### INFORMATION SUPPLIED

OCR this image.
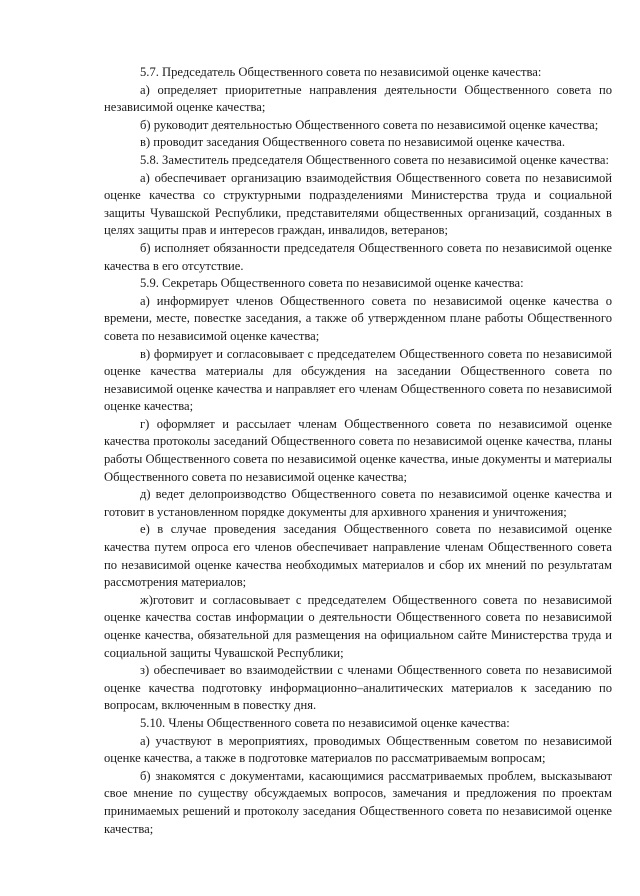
5.7. Председатель Общественного совета по независимой оценке качества:

а) определяет приоритетные направления деятельности Общественного совета по независимой оценке качества;

б) руководит деятельностью Общественного совета по независимой оценке качества;

в) проводит заседания Общественного совета по независимой оценке качества.

5.8. Заместитель председателя Общественного совета по независимой оценке качества:

а) обеспечивает организацию взаимодействия Общественного совета по независимой оценке качества со структурными подразделениями Министерства труда и социальной защиты Чувашской Республики, представителями общественных организаций, созданных в целях защиты прав и интересов граждан, инвалидов, ветеранов;

б) исполняет обязанности председателя Общественного совета по независимой оценке качества в его отсутствие.

5.9. Секретарь Общественного совета по независимой оценке качества:

а) информирует членов Общественного совета по независимой оценке качества о времени, месте, повестке заседания, а также об утвержденном плане работы Общественного совета по независимой оценке качества;

в) формирует и согласовывает с председателем Общественного совета по независимой оценке качества материалы для обсуждения на заседании Общественного совета по независимой оценке качества и направляет его членам Общественного совета по независимой оценке качества;

г) оформляет и рассылает членам Общественного совета по независимой оценке качества протоколы заседаний Общественного совета по независимой оценке качества, планы работы Общественного совета по независимой оценке качества, иные документы и материалы Общественного совета по независимой оценке качества;

д) ведет делопроизводство Общественного совета по независимой оценке качества и готовит в установленном порядке документы для архивного хранения и уничтожения;

е) в случае проведения заседания Общественного совета по независимой оценке качества путем опроса его членов обеспечивает направление членам Общественного совета по независимой оценке качества необходимых материалов и сбор их мнений по результатам рассмотрения материалов;

ж)готовит и согласовывает с председателем Общественного совета по независимой оценке качества состав информации о деятельности Общественного совета по независимой оценке качества, обязательной для размещения на официальном сайте Министерства труда и социальной защиты Чувашской Республики;

з) обеспечивает во взаимодействии с членами Общественного совета по независимой оценке качества подготовку информационно–аналитических материалов к заседанию по вопросам, включенным в повестку дня.

5.10. Члены Общественного совета по независимой оценке качества:

а) участвуют в мероприятиях, проводимых Общественным советом по независимой оценке качества, а также в подготовке материалов по рассматриваемым вопросам;

б) знакомятся с документами, касающимися рассматриваемых проблем, высказывают свое мнение по существу обсуждаемых вопросов, замечания и предложения по проектам принимаемых решений и протоколу заседания Общественного совета по независимой оценке качества;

### TO DO
State the number of lines that contain the string "вопросам", with no other words.

### EXERCISE RESULT
2